(Lines of data)
+-------+

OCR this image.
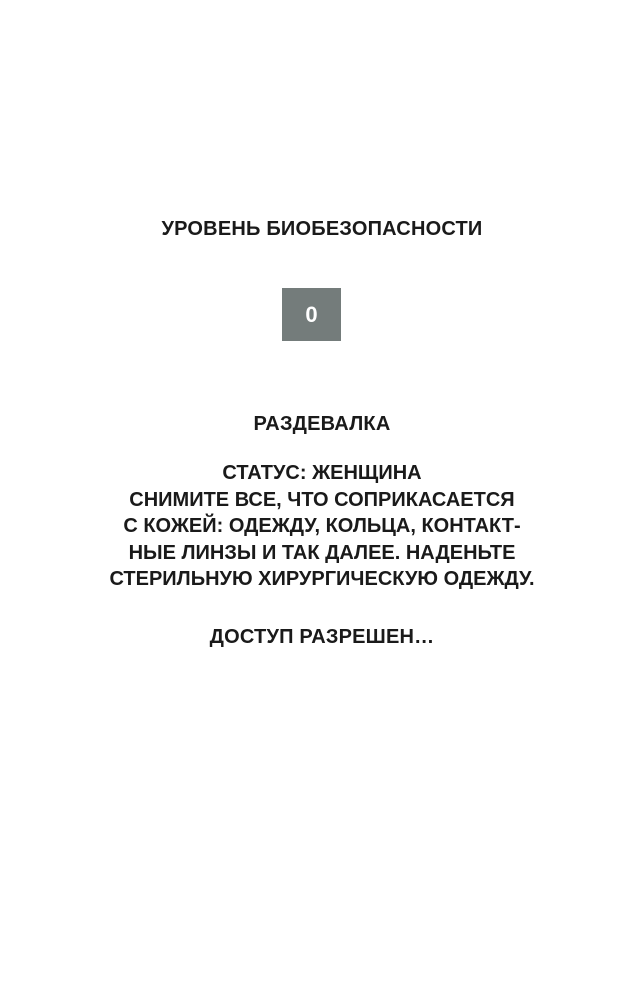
УРОВЕНЬ БИОБЕЗОПАСНОСТИ
0
РАЗДЕВАЛКА
СТАТУС: ЖЕНЩИНА
СНИМИТЕ ВСЕ, ЧТО СОПРИКАСАЕТСЯ
С КОЖЕЙ: ОДЕЖДУ, КОЛЬЦА, КОНТАКТ-
НЫЕ ЛИНЗЫ И ТАК ДАЛЕЕ. НАДЕНЬТЕ
СТЕРИЛЬНУЮ ХИРУРГИЧЕСКУЮ ОДЕЖДУ.
ДОСТУП РАЗРЕШЕН…
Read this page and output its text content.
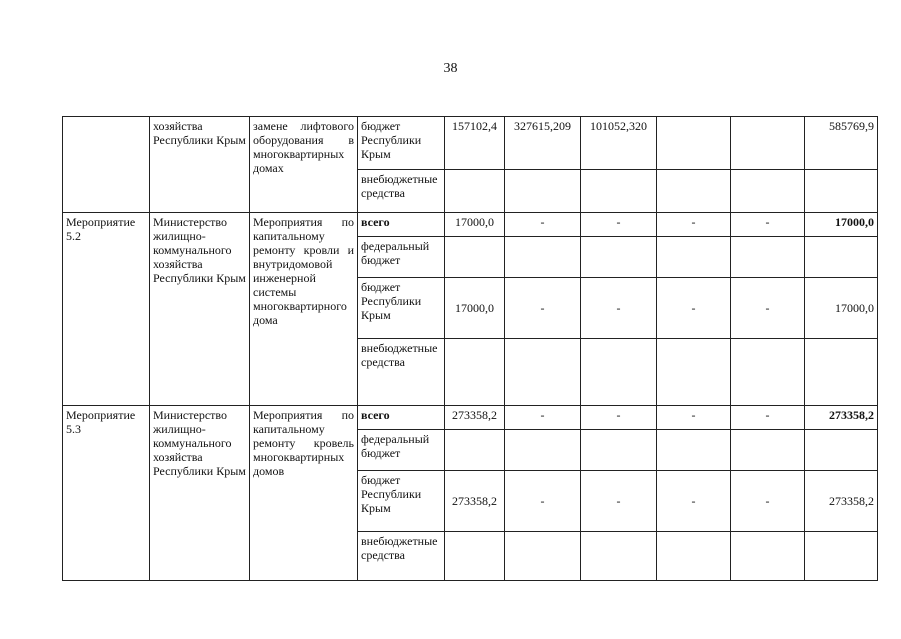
38
	хозяйства Республики Крым	замене лифтового оборудования в многоквартирных домах	бюджет Республики Крым	157102,4	327615,209	101052,320			585769,9
			внебюджетные средства						
Мероприятие 5.2	Министерство жилищно-коммунального хозяйства Республики Крым	Мероприятия по капитальному ремонту кровли и внутридомовой инженерной системы многоквартирного дома	всего	17000,0	-	-	-	-	17000,0
			федеральный бюджет						
			бюджет Республики Крым	17000,0	-	-	-	-	17000,0
			внебюджетные средства						
Мероприятие 5.3	Министерство жилищно-коммунального хозяйства Республики Крым	Мероприятия по капитальному ремонту кровель многоквартирных домов	всего	273358,2	-	-	-	-	273358,2
			федеральный бюджет						
			бюджет Республики Крым	273358,2	-	-	-	-	273358,2
			внебюджетные средства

+-------+

Aim of the exercise -
Every line above should be repeated exactly; pictures stay out of the copy.

Problem solution -
OCR this image.
УРОВЕНЬ БИОБЕЗОПАСНОСТИ
0
РАЗДЕВАЛКА
СТАТУС: ЖЕНЩИНА
СНИМИТЕ ВСЕ, ЧТО СОПРИКАСАЕТСЯ
С КОЖЕЙ: ОДЕЖДУ, КОЛЬЦА, КОНТАКТ-
НЫЕ ЛИНЗЫ И ТАК ДАЛЕЕ. НАДЕНЬТЕ
СТЕРИЛЬНУЮ ХИРУРГИЧЕСКУЮ ОДЕЖДУ.
ДОСТУП РАЗРЕШЕН…
Read this page and output its text content.
38
	хозяйства Республики Крым	замене лифтового оборудования в многоквартирных домах	бюджет Республики Крым	157102,4	327615,209	101052,320			585769,9
			внебюджетные средства						
Мероприятие 5.2	Министерство жилищно-коммунального хозяйства Республики Крым	Мероприятия по капитальному ремонту кровли и внутридомовой инженерной системы многоквартирного дома	всего	17000,0	-	-	-	-	17000,0
			федеральный бюджет						
			бюджет Республики Крым	17000,0	-	-	-	-	17000,0
			внебюджетные средства						
Мероприятие 5.3	Министерство жилищно-коммунального хозяйства Республики Крым	Мероприятия по капитальному ремонту кровель многоквартирных домов	всего	273358,2	-	-	-	-	273358,2
			федеральный бюджет						
			бюджет Республики Крым	273358,2	-	-	-	-	273358,2
			внебюджетные средства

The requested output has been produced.